In un sistema "chiuso" e abbastanza instabile come l'acquario il pH può variare sensibilmente nel tempo. La presenza di materiale calcareo (ghiaia, rocce), ad esempio, può far aumentare sensibilmente il KH e con esso il pH in acqua dolce, mentre in vasche particolarmente ricche di piante l'attività fotosintetica può causare forti sbalzi di pH tra il giorno e la notte. Occorre dunque tenere costantemente sotto controllo il pH, le cui brusche variazioni possono causare seri danni ad animali e vegetali. Nei pesci, ad esempio, esso agisce sul sottile muco protettivo che ricopre corpo e branchie: sbalzi di pH danneggiano questo muco favorendo l'insediamento di parassiti o, a livello branchiale, causando forti difficoltà respiratorie. Un valore di pH alcalino (7,5 e oltre) danneggia invece le piante, riducendo la CO2 disponibile per la fotosintesi e ostacolando l'assimilazione osmotica di nutrienti dall'acqua.
Anche se non è richiesta una precisione da laboratorio, i misuratori di pH per l'acquario devono essere affidabili e ben collaudati: basti pensare che la differenza di un grado deve essere in realtà moltiplicata per dieci, vale a dire che un'acqua con pH 8 avrà una basicità dieci volte superiore a un pH neutro, rispetto al quale un pH 6 sarà dieci volte più acido! I più diffusi test per la misurazione del pH in acquario si basano sul viraggio di colore di un campione d'acqua prelevato dalla vasca cui si aggiunge uno specifico reagente liquido (gocce), in polvere o in compresse da sciogliere. Il campione trattato va poi confrontato su una scala colorimetrica: ad ogni colore corrisponde un determinato valore di pH. Tutta l'operazione è molto semplice e dura pochi minuti, perché sia sufficientemente precisa è necessario che sia effettuata subito dopo il prelievo del campione. Un po' meno precise ma ancor più semplici e rapide da usare sono le strisce di plastica a viraggio di colore, usa e getta, moderne eredi delle classiche cartine al tornasole: sono utili in caso di emergenza o per effettuare misurazioni in acquari particolarmente stabili e ben avviati, in cui le variazioni di pH siano davvero minime e ci si limiti dunque a verificare di tanto in tanto che tutto sia nella norma. Vi sono poi i misuratori elettronici di pH, portatili o fissi, sofisticati strumenti di costo elevato il cui utilizzo è giustificato in casi particolari: ad esempio, negli acquari con folta vegetazione e in cui si somministra regolarmente CO2, il cui flusso può in tal caso essere regolato da un pHmetro elettronico tramite un'elettrovalvola. In acquari appena avviati il pH va misurato frequentemente, anche più volte a settimana. In seguito è comunque opportuno misurarlo con regolarità, almeno una volta a settimana.

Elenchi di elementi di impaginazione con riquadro
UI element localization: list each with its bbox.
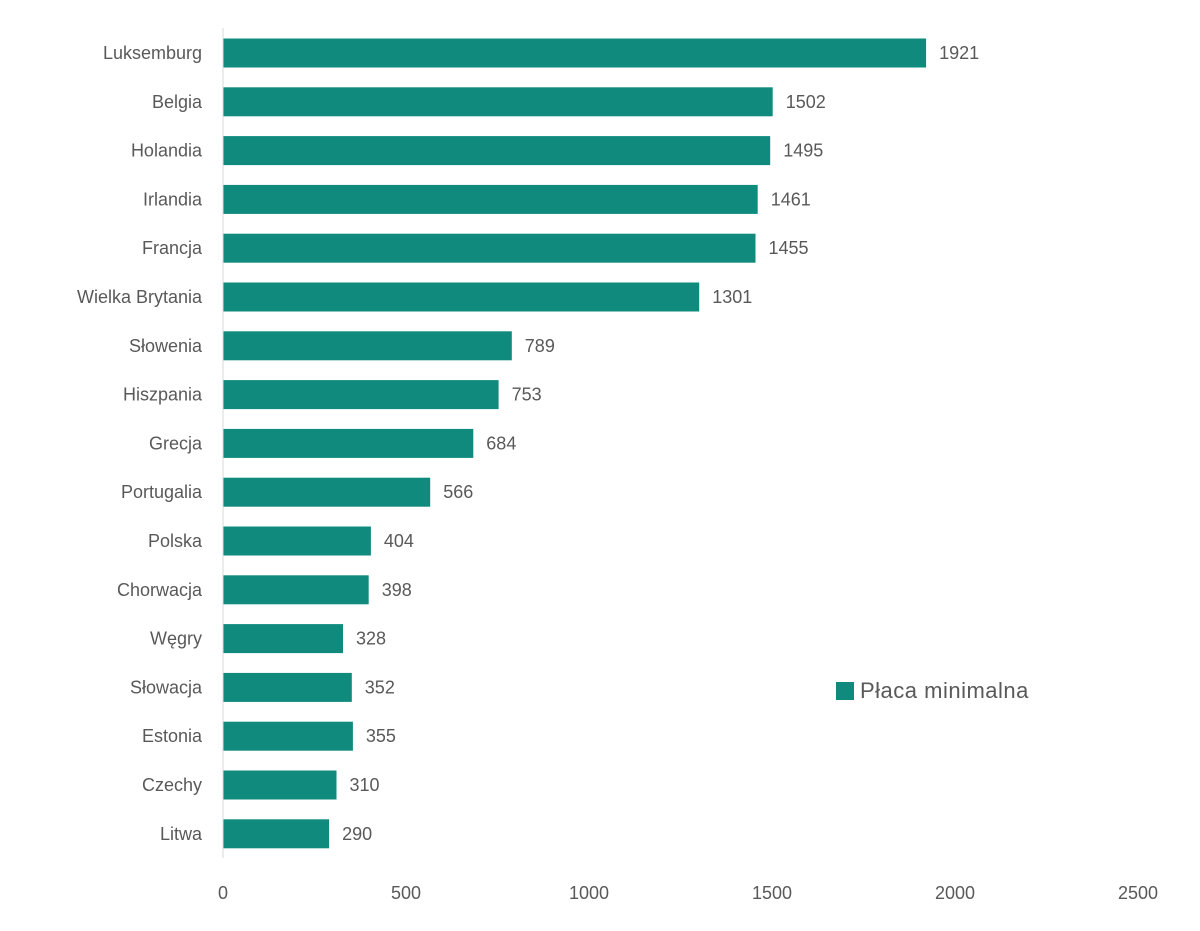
x-tick-label: 2500 [1118, 883, 1158, 903]
category-label: Litwa [160, 824, 203, 844]
data-label: 1301 [712, 287, 752, 307]
category-label: Czechy [142, 775, 202, 795]
category-label: Polska [148, 531, 203, 551]
bar [223, 819, 330, 849]
bar [223, 428, 474, 458]
data-label: 1455 [769, 238, 809, 258]
data-label: 1502 [786, 92, 826, 112]
x-tick-label: 1000 [569, 883, 609, 903]
data-label: 404 [384, 531, 414, 551]
bar [223, 282, 700, 312]
x-tick-label: 1500 [752, 883, 792, 903]
category-label: Wielka Brytania [77, 287, 203, 307]
data-label: 684 [486, 433, 516, 453]
bars-group [223, 38, 927, 849]
bar [223, 38, 927, 68]
data-label: 355 [366, 726, 396, 746]
bar [223, 331, 512, 361]
data-label: 1461 [771, 189, 811, 209]
legend-label: Płaca minimalna [860, 678, 1029, 703]
data-label: 352 [365, 677, 395, 697]
bar [223, 624, 343, 654]
bar [223, 477, 431, 507]
data-label: 328 [356, 629, 386, 649]
data-label: 753 [512, 385, 542, 405]
bar [223, 575, 369, 605]
data-label: 398 [382, 580, 412, 600]
x-tick-label: 500 [391, 883, 421, 903]
legend-swatch [836, 682, 854, 700]
data-label: 566 [443, 482, 473, 502]
category-label: Francja [142, 238, 203, 258]
bar [223, 721, 353, 751]
x-tick-label: 2000 [935, 883, 975, 903]
category-label: Hiszpania [123, 385, 203, 405]
bar [223, 770, 337, 800]
category-label: Chorwacja [117, 580, 203, 600]
data-label: 310 [350, 775, 380, 795]
category-label: Portugalia [121, 482, 203, 502]
category-label: Belgia [152, 92, 203, 112]
data-label: 290 [342, 824, 372, 844]
category-label: Węgry [150, 629, 202, 649]
data-label: 1495 [783, 141, 823, 161]
data-label: 1921 [939, 43, 979, 63]
category-labels-group: Luksemburg Belgia Holandia Irlandia Francja W… [77, 43, 203, 844]
category-label: Irlandia [143, 189, 203, 209]
legend: Płaca minimalna [836, 678, 1029, 704]
data-labels-group: 1921 1502 1495 1461 1455 1301 789 753 684 566 404 3… [342, 43, 979, 844]
category-label: Słowenia [129, 336, 203, 356]
category-label: Luksemburg [103, 43, 202, 63]
bar [223, 184, 758, 214]
bar [223, 233, 756, 263]
bar [223, 87, 773, 117]
bar [223, 136, 771, 166]
bar [223, 526, 371, 556]
category-label: Słowacja [130, 677, 203, 697]
data-label: 789 [525, 336, 555, 356]
x-tick-label: 0 [218, 883, 228, 903]
category-label: Estonia [142, 726, 203, 746]
category-label: Grecja [149, 433, 203, 453]
category-label: Holandia [131, 141, 203, 161]
x-tick-labels-group: 0 500 1000 1500 2000 2500 [218, 883, 1158, 903]
bar [223, 672, 352, 702]
bar [223, 380, 499, 410]
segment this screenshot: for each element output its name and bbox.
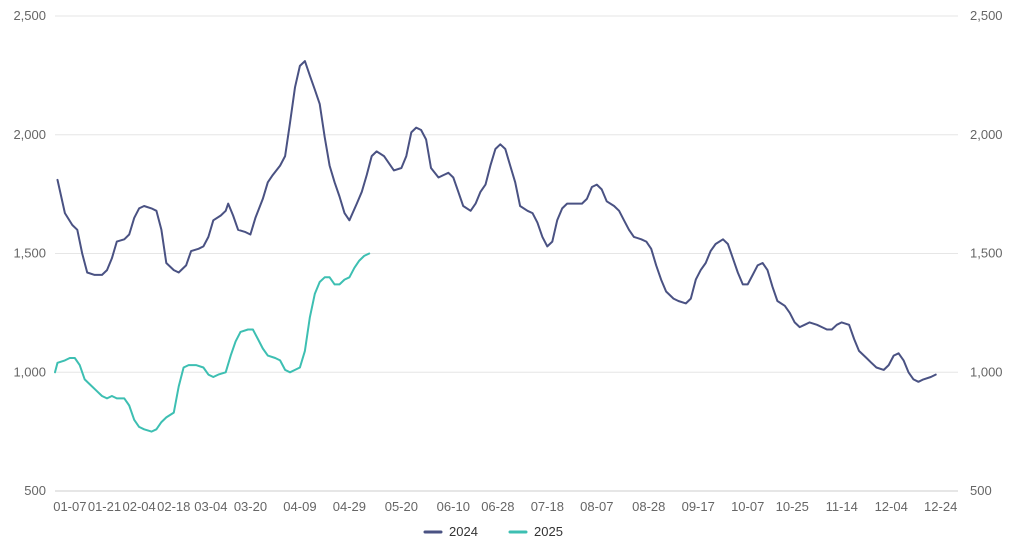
right-y-axis: 500 1,000 1,500 2,000 2,500 (970, 8, 1003, 498)
y-tick-label-left: 1,000 (13, 364, 46, 379)
y-tick-label-left: 500 (24, 483, 46, 498)
x-tick-label: 07-18 (531, 499, 564, 514)
x-tick-label: 06-28 (481, 499, 514, 514)
series-line-2024 (56, 60, 937, 383)
y-tick-label-left: 2,500 (13, 8, 46, 23)
y-tick-label-right: 2,500 (970, 8, 1003, 23)
left-y-axis: 500 1,000 1,500 2,000 2,500 (13, 8, 46, 498)
legend-item-2024[interactable]: 2024 (423, 524, 478, 539)
x-axis: 01-07 01-21 02-04 02-18 03-04 03-20 04-09 04-29… (53, 499, 957, 514)
x-tick-label: 01-21 (88, 499, 121, 514)
x-tick-label: 08-07 (580, 499, 613, 514)
x-tick-label: 05-20 (385, 499, 418, 514)
x-tick-label: 09-17 (682, 499, 715, 514)
gridlines (55, 15, 958, 492)
x-tick-label: 12-04 (875, 499, 908, 514)
x-tick-label: 11-14 (826, 499, 858, 514)
legend: 2024 2025 (423, 524, 563, 539)
x-tick-label: 10-25 (776, 499, 809, 514)
x-tick-label: 12-24 (924, 499, 957, 514)
x-tick-label: 02-04 (122, 499, 155, 514)
legend-item-2025[interactable]: 2025 (508, 524, 563, 539)
y-tick-label-left: 1,500 (13, 246, 46, 261)
x-tick-label: 03-04 (194, 499, 227, 514)
x-tick-label: 02-18 (157, 499, 190, 514)
y-tick-label-right: 2,000 (970, 127, 1003, 142)
legend-label: 2024 (449, 524, 478, 539)
y-tick-label-right: 500 (970, 483, 992, 498)
series-lines (54, 60, 937, 433)
legend-label: 2025 (534, 524, 563, 539)
series-line-2025 (54, 252, 371, 433)
x-tick-label: 06-10 (437, 499, 470, 514)
y-tick-label-left: 2,000 (13, 127, 46, 142)
x-tick-label: 08-28 (632, 499, 665, 514)
y-tick-label-right: 1,000 (970, 364, 1003, 379)
x-tick-label: 01-07 (53, 499, 86, 514)
y-tick-label-right: 1,500 (970, 246, 1003, 261)
x-tick-label: 04-29 (333, 499, 366, 514)
x-tick-label: 10-07 (731, 499, 764, 514)
x-tick-label: 04-09 (283, 499, 316, 514)
x-tick-label: 03-20 (234, 499, 267, 514)
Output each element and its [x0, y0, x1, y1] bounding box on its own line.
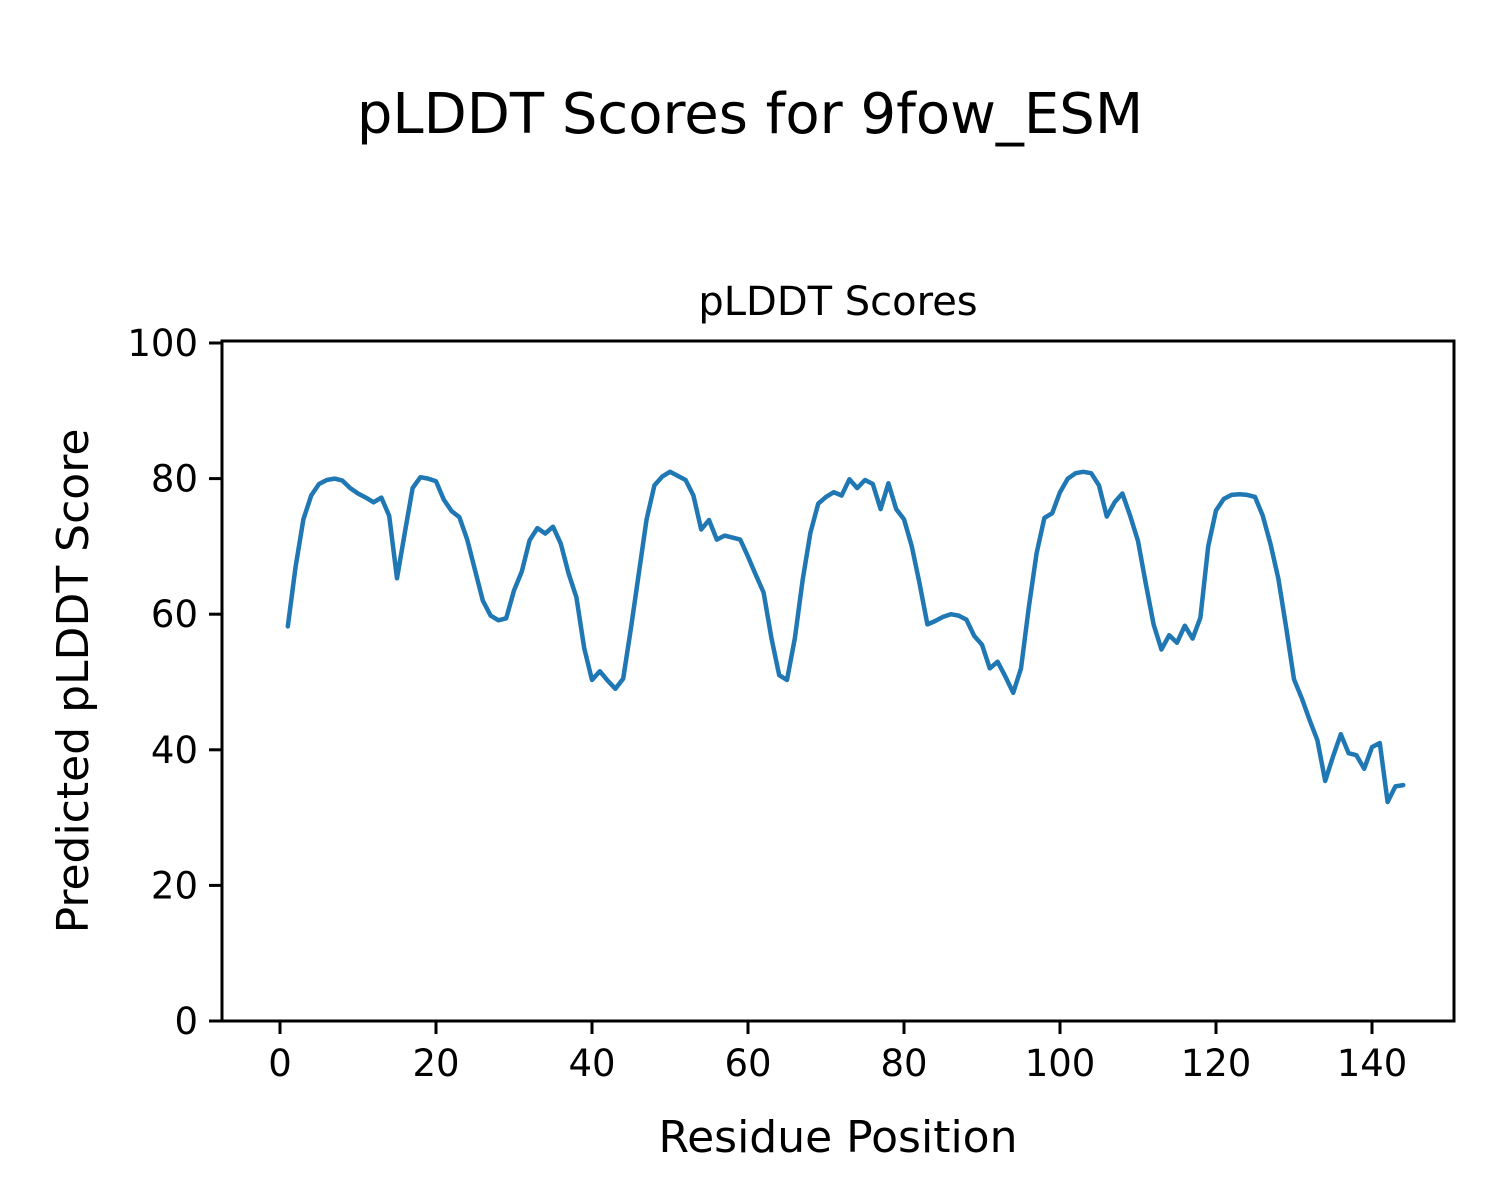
- y-tick-label: 0: [174, 1000, 198, 1043]
- x-axis-ticks: 0 20 40 60 80 100 120 140: [268, 1021, 1407, 1085]
- y-tick-label: 80: [151, 458, 198, 501]
- plddt-series-line: [285, 469, 1406, 805]
- plot-area-frame: [220, 339, 1456, 1023]
- x-tick-label: 120: [1181, 1042, 1252, 1085]
- y-tick-label: 20: [151, 864, 198, 907]
- y-axis-label: Predicted pLDDT Score: [48, 429, 99, 934]
- y-tick-label: 60: [151, 593, 198, 636]
- x-tick-label: 60: [724, 1042, 771, 1085]
- x-tick-label: 80: [880, 1042, 927, 1085]
- x-axis-label: Residue Position: [658, 1112, 1017, 1163]
- y-axis-ticks: 0 20 40 60 80 100: [127, 322, 222, 1043]
- y-tick-label: 100: [127, 322, 198, 365]
- figure-title: pLDDT Scores for 9fow_ESM: [357, 82, 1143, 147]
- x-tick-label: 100: [1025, 1042, 1096, 1085]
- x-tick-label: 40: [568, 1042, 615, 1085]
- x-tick-label: 140: [1337, 1042, 1408, 1085]
- y-tick-label: 40: [151, 729, 198, 772]
- x-tick-label: 20: [412, 1042, 459, 1085]
- x-tick-label: 0: [268, 1042, 292, 1085]
- axes-title: pLDDT Scores: [698, 279, 977, 325]
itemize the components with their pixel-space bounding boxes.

## Consegna
Elenca tutti i tipi di misuratori di pH per l'acquario descritti nel testo sul pH in acquario. Le voci non servono per svolgere l'esercizio.

## Soluzione scritta
- Test basati sul viraggio di colore di un campione d'acqua a cui si aggiunge un reagente liquido (gocce), in polvere o in compresse da sciogliere, con confronto su una scala colorimetrica
- Strisce di plastica a viraggio di colore, usa e getta
- Misuratori elettronici di pH, portatili o fissi